### Exercise objective
Tally the lines that contain the string "Last" and state that total without comment.

Start Provided material

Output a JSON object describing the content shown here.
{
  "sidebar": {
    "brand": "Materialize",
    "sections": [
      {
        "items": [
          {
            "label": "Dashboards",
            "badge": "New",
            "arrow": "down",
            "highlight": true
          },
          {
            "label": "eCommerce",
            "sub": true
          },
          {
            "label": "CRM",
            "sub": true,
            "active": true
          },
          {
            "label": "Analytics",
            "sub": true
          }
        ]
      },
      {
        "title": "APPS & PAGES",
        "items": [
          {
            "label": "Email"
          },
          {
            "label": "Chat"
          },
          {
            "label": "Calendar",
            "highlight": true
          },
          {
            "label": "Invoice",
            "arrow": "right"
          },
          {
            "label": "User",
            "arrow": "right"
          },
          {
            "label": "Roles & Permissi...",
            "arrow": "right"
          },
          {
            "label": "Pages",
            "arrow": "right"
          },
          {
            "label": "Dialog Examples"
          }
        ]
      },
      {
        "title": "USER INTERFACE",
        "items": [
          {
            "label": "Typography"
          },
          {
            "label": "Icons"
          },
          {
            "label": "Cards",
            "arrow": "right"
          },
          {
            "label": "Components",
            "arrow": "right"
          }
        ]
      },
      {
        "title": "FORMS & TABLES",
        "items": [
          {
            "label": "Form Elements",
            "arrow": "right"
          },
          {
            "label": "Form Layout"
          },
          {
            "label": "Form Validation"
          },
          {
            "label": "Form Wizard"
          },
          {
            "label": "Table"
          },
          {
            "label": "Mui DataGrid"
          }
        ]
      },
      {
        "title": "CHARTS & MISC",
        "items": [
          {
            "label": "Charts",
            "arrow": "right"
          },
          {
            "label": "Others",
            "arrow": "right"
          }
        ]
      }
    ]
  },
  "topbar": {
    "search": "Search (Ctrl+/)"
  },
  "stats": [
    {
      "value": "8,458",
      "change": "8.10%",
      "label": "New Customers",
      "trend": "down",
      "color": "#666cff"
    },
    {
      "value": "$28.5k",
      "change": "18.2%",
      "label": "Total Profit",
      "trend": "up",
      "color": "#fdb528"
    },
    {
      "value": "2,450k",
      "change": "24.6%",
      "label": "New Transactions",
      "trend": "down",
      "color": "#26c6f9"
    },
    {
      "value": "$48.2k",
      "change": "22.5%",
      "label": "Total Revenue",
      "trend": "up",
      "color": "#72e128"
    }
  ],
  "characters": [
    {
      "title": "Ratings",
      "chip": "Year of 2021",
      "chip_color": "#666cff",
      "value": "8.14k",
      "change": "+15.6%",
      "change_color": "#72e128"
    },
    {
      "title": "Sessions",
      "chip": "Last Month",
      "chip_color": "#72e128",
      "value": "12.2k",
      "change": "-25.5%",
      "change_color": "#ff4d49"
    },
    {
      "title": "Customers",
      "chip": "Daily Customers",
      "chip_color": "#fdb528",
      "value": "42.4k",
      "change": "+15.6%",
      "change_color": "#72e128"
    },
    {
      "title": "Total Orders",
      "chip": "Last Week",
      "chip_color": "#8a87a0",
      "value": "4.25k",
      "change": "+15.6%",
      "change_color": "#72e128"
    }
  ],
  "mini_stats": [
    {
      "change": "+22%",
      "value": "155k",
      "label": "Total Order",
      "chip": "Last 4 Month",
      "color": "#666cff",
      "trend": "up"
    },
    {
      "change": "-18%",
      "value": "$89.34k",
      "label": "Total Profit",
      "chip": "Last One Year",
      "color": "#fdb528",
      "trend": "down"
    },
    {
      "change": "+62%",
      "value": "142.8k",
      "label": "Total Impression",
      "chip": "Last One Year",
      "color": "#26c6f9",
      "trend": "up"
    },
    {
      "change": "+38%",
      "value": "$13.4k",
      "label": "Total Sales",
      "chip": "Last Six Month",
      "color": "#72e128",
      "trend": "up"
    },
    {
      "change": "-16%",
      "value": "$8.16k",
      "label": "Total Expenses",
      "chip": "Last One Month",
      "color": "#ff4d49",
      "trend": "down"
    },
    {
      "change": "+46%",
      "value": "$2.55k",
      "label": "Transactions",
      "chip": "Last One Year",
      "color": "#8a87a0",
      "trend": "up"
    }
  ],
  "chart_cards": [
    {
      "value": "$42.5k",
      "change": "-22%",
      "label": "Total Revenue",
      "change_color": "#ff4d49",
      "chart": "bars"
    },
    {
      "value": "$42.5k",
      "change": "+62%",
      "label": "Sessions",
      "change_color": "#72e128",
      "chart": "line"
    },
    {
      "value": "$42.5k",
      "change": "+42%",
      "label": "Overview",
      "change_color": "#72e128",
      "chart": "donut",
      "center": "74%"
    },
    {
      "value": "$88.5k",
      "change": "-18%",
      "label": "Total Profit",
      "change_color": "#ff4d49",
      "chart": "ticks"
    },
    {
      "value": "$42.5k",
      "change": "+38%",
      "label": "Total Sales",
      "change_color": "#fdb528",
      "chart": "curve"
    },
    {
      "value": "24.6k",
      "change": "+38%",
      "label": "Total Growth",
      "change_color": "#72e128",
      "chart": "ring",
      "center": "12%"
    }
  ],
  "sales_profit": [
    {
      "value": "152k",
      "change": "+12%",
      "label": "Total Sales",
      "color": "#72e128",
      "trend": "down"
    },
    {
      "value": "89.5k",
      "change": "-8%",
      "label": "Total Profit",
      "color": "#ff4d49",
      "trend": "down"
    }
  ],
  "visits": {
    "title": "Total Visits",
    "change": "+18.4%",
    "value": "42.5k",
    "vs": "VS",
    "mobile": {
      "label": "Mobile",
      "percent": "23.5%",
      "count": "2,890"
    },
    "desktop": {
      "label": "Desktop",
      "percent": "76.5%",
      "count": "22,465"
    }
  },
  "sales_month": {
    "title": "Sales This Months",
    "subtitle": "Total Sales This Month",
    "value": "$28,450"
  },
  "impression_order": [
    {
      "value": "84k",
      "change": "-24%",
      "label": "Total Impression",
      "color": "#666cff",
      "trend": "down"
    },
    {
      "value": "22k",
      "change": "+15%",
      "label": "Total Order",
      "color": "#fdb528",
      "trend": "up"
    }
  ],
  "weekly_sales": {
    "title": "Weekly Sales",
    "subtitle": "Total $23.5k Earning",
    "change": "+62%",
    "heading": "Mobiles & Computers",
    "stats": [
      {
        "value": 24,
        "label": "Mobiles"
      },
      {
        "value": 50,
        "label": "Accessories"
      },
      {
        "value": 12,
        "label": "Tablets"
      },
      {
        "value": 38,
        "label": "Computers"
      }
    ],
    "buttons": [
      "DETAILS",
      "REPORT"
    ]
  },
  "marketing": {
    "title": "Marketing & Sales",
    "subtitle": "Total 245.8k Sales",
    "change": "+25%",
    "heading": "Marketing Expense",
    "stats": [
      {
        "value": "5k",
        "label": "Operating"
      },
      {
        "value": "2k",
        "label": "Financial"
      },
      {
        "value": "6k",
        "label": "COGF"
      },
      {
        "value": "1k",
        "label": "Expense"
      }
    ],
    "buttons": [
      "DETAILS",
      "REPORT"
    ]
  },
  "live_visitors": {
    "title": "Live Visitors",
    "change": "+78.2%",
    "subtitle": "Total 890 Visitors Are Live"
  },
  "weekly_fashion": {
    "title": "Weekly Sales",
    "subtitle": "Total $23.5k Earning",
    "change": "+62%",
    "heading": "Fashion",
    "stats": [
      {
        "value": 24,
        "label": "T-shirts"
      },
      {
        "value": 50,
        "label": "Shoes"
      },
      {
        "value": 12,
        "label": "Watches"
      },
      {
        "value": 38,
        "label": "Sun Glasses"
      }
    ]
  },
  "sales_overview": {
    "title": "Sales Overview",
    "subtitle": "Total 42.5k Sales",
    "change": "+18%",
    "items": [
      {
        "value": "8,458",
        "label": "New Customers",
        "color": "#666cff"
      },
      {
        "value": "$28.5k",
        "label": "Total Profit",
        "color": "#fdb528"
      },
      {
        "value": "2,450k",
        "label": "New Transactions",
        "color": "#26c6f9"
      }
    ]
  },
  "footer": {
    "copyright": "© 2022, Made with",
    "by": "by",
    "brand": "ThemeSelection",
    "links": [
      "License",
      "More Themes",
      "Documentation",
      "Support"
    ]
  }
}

End Provided material

### Completed task
8